Goal of the exercise: In the listing below, locate the lines that hold "ijtimoiy" and copy them.

Material provided:
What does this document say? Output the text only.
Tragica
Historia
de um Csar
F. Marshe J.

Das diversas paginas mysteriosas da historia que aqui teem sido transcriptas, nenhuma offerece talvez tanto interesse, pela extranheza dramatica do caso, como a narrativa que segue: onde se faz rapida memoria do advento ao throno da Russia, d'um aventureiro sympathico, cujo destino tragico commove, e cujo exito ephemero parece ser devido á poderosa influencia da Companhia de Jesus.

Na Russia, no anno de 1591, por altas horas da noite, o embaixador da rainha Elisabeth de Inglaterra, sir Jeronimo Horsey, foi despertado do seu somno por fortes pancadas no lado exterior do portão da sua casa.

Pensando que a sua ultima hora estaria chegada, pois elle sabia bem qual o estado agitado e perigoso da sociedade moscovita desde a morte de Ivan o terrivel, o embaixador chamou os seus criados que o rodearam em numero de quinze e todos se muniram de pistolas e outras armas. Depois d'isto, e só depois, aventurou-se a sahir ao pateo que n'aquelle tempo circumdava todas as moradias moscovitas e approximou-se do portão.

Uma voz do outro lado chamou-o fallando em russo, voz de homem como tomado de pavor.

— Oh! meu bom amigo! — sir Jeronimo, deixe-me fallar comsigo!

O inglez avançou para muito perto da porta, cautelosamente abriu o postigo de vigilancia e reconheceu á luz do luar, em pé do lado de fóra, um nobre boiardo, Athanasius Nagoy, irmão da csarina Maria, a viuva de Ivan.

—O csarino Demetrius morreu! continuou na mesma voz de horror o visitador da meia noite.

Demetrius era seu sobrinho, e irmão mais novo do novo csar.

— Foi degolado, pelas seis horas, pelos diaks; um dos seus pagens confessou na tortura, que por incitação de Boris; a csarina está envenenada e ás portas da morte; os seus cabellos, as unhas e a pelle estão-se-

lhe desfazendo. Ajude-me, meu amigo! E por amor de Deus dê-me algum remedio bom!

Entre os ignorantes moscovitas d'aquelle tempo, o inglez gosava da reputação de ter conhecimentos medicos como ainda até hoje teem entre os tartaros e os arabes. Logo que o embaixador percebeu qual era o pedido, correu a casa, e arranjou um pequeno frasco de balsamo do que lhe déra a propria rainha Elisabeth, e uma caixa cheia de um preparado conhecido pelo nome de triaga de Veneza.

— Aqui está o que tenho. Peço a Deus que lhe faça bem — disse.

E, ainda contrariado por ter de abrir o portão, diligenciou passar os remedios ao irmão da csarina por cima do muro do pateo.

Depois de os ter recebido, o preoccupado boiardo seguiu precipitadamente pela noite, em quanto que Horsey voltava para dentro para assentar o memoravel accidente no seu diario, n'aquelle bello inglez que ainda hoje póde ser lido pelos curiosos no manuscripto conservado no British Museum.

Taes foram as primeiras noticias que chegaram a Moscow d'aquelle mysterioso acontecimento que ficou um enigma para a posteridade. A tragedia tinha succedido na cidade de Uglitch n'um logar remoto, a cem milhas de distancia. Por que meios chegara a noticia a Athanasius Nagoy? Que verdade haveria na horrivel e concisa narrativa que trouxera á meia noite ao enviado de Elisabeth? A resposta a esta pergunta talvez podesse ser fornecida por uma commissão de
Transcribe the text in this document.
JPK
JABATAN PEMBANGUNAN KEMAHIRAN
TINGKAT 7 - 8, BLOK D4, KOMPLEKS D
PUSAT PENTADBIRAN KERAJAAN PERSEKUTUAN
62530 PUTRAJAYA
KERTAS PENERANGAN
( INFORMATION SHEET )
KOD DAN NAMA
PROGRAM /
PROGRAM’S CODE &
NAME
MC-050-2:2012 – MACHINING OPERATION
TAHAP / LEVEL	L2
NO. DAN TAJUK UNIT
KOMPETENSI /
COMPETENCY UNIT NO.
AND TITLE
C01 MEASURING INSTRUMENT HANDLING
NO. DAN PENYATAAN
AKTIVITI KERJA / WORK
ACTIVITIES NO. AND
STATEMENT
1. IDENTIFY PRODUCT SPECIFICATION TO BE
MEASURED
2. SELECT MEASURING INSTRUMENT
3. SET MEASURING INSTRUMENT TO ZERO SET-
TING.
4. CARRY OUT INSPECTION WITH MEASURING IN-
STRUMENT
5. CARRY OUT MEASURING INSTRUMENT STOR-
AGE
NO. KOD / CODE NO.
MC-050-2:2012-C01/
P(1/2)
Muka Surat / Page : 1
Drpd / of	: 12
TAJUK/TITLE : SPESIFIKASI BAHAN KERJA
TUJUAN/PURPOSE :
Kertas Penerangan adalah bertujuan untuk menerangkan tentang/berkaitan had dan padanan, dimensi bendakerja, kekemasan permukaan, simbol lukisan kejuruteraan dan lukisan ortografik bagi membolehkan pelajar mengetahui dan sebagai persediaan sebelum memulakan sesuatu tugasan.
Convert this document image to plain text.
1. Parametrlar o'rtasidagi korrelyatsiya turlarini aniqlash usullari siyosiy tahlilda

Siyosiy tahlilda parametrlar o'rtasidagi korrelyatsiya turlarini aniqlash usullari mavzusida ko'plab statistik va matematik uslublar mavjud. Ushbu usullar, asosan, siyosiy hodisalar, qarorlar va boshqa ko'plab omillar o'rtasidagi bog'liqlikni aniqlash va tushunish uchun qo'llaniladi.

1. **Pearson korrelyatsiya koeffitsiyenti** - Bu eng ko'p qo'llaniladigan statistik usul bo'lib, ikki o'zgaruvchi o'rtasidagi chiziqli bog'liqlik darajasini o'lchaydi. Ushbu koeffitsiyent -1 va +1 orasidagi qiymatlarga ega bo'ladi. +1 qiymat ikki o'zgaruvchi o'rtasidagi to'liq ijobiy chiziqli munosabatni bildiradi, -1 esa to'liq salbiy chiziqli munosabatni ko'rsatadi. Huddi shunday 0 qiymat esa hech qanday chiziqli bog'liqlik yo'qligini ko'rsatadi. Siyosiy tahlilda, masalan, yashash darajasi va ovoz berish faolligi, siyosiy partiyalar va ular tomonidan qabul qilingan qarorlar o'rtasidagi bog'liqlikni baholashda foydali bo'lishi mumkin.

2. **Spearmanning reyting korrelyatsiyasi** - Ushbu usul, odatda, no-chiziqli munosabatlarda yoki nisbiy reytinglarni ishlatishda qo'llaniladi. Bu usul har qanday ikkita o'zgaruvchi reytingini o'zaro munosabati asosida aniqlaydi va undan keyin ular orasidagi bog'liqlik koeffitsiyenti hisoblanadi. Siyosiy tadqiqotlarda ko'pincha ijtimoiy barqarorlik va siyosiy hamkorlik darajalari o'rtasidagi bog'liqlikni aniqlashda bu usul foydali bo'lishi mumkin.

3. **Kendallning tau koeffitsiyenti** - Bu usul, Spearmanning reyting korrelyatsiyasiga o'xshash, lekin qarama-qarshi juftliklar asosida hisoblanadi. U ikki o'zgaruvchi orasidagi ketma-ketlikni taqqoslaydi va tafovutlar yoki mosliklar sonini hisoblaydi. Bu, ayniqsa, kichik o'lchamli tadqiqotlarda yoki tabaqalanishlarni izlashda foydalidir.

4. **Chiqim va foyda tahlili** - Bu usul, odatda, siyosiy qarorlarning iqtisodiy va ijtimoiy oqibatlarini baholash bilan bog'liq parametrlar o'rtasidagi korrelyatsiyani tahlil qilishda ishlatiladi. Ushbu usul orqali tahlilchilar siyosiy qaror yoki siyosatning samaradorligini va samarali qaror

Solution to this problem:
2. **Spearmanning reyting korrelyatsiyasi** - Ushbu usul, odatda, no-chiziqli munosabatlarda yoki nisbiy reytinglarni ishlatishda qo'llaniladi. Bu usul har qanday ikkita o'zgaruvchi reytingini o'zaro munosabati asosida aniqlaydi va undan keyin ular orasidagi bog'liqlik koeffitsiyenti hisoblanadi. Siyosiy tadqiqotlarda ko'pincha ijtimoiy barqarorlik va siyosiy hamkorlik darajalari o'rtasidagi bog'liqlikni aniqlashda bu usul foydali bo'lishi mumkin.
4. **Chiqim va foyda tahlili** - Bu usul, odatda, siyosiy qarorlarning iqtisodiy va ijtimoiy oqibatlarini baholash bilan bog'liq parametrlar o'rtasidagi korrelyatsiyani tahlil qilishda ishlatiladi. Ushbu usul orqali tahlilchilar siyosiy qaror yoki siyosatning samaradorligini va samarali qaror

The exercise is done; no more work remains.